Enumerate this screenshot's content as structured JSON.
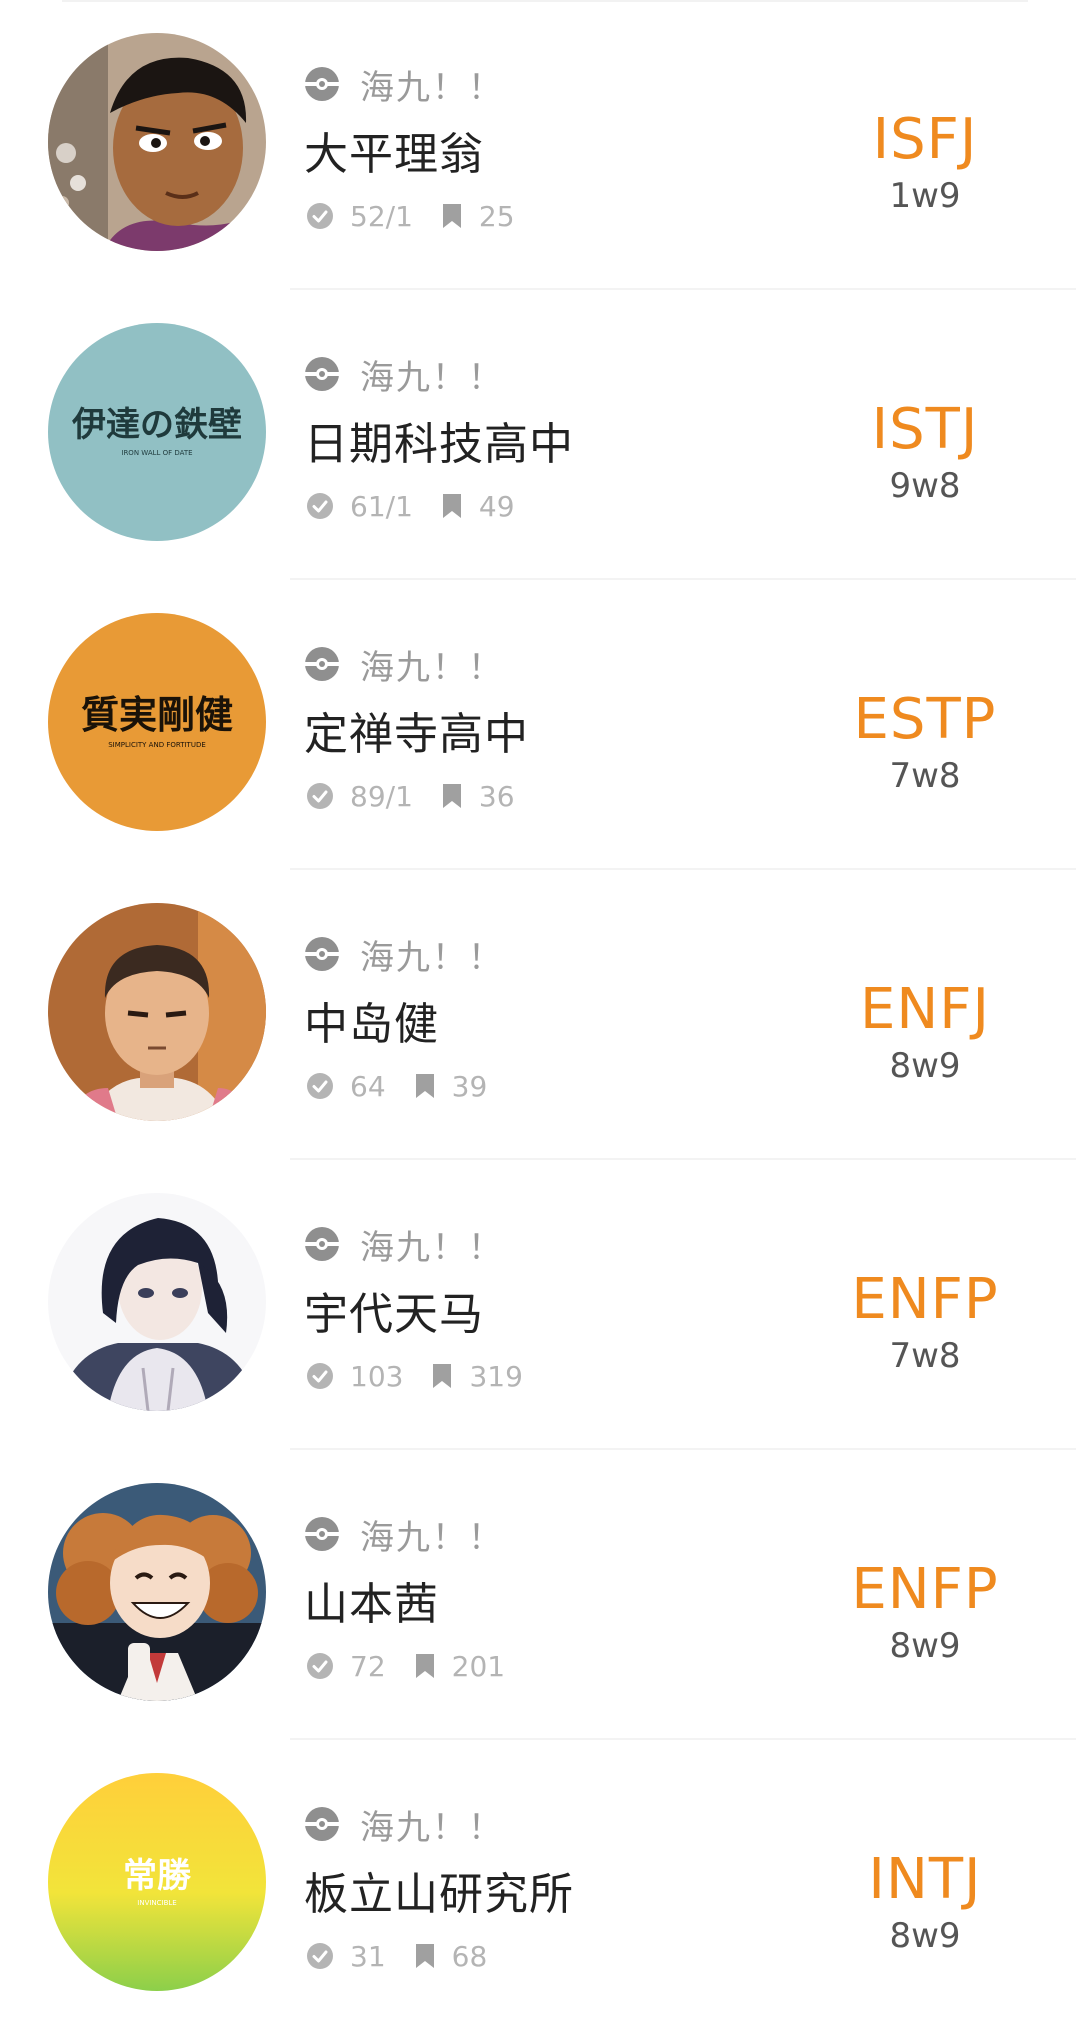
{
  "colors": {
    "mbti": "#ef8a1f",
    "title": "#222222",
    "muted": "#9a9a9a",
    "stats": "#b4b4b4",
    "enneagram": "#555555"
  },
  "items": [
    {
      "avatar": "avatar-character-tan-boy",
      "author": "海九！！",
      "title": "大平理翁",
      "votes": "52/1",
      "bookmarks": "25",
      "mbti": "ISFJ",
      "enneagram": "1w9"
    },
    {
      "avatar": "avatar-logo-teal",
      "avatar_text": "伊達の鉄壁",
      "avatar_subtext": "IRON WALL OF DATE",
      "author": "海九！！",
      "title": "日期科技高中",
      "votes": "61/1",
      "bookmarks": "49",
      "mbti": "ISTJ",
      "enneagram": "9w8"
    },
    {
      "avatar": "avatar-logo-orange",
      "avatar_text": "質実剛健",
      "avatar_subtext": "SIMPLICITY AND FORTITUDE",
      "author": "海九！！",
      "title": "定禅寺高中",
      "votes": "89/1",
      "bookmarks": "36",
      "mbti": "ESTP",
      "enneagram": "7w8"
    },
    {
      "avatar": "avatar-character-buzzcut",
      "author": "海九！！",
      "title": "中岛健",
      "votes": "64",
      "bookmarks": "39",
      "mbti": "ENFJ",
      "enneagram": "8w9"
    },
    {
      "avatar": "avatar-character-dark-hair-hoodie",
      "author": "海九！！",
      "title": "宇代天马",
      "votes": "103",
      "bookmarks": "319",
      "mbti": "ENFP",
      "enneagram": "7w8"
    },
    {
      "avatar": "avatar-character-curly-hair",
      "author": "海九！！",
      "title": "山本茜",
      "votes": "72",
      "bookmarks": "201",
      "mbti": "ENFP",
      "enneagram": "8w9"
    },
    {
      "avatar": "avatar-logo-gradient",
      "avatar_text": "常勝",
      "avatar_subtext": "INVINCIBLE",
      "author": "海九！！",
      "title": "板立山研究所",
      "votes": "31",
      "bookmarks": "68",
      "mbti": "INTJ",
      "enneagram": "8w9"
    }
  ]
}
########################################
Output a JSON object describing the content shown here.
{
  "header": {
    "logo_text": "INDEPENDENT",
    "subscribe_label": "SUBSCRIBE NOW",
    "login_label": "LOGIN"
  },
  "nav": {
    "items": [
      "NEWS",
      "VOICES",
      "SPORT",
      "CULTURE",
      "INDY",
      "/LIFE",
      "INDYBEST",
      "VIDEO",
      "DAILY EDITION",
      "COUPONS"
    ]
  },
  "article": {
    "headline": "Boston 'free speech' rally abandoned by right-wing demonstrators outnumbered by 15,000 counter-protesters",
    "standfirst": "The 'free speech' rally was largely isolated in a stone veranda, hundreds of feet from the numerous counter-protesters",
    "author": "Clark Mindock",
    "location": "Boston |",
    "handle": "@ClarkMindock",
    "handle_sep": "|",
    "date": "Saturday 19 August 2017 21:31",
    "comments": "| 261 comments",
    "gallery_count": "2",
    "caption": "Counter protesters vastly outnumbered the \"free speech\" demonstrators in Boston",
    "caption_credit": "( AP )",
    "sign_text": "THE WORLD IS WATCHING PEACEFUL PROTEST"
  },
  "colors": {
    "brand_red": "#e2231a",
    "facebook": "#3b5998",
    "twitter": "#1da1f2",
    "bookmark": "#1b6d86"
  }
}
########################################
Short problem :: Find the lines above that contain the word "mbti" and collect them.

Answer ::
    "mbti": "#ef8a1f",
      "mbti": "ISFJ",
      "mbti": "ISTJ",
      "mbti": "ESTP",
      "mbti": "ENFJ",
      "mbti": "ENFP",
      "mbti": "ENFP",
      "mbti": "INTJ",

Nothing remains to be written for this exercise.